> [Short task]
Wherever a line holds the string "procurar", copy that line.

Source data
[START]

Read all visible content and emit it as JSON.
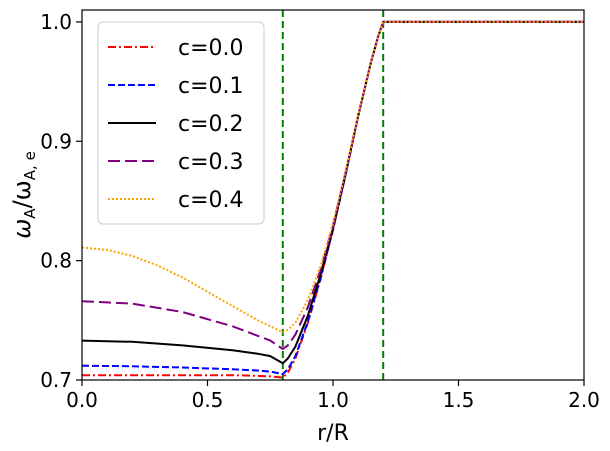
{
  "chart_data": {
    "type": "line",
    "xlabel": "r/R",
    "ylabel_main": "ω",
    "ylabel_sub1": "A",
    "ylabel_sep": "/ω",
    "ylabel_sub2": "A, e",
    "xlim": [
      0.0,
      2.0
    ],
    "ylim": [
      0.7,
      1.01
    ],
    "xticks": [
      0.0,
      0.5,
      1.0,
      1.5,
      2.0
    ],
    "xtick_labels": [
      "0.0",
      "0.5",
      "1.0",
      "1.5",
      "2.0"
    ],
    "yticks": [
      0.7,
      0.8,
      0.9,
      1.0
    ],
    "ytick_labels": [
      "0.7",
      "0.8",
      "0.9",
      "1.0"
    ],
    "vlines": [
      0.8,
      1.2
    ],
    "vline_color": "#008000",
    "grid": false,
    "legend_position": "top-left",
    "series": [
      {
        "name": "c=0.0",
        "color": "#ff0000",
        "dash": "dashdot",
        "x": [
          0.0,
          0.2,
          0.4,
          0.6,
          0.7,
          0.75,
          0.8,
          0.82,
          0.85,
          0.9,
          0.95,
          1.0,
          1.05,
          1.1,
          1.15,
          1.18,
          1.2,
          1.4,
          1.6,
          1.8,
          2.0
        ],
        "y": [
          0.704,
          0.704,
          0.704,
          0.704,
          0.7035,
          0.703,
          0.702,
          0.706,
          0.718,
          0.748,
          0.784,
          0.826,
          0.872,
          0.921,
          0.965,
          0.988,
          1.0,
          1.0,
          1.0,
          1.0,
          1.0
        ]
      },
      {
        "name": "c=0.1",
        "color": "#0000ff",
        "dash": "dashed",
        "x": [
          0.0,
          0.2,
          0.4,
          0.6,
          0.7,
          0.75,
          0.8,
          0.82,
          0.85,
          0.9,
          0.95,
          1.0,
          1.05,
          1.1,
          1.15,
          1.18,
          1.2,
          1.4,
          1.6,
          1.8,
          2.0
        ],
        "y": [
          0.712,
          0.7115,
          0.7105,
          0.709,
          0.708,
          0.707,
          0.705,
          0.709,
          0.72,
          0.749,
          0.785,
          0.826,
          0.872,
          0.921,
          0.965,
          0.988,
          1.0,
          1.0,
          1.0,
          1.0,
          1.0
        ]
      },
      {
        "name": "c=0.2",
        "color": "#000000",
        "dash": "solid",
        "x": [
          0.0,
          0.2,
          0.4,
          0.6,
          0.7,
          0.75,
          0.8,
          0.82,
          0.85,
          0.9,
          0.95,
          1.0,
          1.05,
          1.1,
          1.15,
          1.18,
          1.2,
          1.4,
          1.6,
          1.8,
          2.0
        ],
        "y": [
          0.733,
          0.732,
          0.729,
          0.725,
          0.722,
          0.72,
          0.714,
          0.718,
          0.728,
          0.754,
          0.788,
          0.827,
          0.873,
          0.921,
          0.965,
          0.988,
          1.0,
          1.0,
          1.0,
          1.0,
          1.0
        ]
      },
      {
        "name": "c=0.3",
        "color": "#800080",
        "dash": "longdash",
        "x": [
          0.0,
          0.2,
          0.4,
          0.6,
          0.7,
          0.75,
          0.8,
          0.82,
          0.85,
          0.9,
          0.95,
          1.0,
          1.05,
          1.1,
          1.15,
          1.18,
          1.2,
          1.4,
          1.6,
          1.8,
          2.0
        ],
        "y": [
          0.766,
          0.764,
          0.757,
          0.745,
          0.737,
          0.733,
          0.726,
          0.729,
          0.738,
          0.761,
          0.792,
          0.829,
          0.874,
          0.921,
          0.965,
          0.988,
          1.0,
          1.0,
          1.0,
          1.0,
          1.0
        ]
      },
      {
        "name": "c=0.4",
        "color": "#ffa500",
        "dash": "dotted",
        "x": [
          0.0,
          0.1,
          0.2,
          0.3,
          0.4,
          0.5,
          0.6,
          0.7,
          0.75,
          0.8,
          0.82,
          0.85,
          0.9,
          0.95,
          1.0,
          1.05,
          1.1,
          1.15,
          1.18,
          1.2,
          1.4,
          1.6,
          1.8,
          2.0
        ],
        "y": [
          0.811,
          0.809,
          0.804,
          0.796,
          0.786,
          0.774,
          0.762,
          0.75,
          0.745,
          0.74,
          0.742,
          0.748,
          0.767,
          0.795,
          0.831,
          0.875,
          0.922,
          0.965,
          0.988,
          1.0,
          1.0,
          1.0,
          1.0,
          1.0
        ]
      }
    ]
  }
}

[END]
[START]

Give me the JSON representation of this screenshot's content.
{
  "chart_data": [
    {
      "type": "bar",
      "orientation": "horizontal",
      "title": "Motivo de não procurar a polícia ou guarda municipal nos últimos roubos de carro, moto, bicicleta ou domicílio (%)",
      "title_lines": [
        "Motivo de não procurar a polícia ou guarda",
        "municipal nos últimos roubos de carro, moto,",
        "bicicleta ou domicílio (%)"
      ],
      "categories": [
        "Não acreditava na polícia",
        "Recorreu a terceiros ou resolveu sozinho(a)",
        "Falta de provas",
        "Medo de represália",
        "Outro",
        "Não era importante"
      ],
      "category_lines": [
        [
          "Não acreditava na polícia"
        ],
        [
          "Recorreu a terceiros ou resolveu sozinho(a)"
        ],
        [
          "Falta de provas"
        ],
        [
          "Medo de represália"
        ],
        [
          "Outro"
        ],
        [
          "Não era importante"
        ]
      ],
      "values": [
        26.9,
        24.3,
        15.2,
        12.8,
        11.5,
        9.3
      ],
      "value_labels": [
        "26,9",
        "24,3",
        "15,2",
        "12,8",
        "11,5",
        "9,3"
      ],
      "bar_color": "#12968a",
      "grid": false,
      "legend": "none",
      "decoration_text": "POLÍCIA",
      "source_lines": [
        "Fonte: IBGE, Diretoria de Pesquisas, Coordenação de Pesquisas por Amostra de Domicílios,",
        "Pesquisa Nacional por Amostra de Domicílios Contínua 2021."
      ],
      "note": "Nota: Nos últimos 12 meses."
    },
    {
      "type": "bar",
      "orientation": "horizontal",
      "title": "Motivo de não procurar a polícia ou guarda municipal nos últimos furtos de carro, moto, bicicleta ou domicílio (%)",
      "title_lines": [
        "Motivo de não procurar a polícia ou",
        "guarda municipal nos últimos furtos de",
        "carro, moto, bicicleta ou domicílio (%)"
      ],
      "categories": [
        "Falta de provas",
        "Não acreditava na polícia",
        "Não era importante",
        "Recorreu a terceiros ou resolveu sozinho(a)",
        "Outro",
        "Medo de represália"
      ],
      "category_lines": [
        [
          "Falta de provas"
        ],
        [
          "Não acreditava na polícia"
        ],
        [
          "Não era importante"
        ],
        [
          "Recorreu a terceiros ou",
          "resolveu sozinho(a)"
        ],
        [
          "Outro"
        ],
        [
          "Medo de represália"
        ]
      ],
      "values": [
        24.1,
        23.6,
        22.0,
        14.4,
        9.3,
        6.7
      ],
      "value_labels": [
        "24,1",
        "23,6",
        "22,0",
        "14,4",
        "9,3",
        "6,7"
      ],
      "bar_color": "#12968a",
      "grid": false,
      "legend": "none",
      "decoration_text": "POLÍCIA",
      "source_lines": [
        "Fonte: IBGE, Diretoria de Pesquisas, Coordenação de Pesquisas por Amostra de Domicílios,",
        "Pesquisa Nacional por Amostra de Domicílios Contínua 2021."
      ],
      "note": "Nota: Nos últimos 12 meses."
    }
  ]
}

[END]

> [Response to the task]
      "title": "Motivo de não procurar a polícia ou guarda municipal nos últimos roubos de carro, moto, bicicleta ou domicílio (%)",
        "Motivo de não procurar a polícia ou guarda",
      "title": "Motivo de não procurar a polícia ou guarda municipal nos últimos furtos de carro, moto, bicicleta ou domicílio (%)",
        "Motivo de não procurar a polícia ou",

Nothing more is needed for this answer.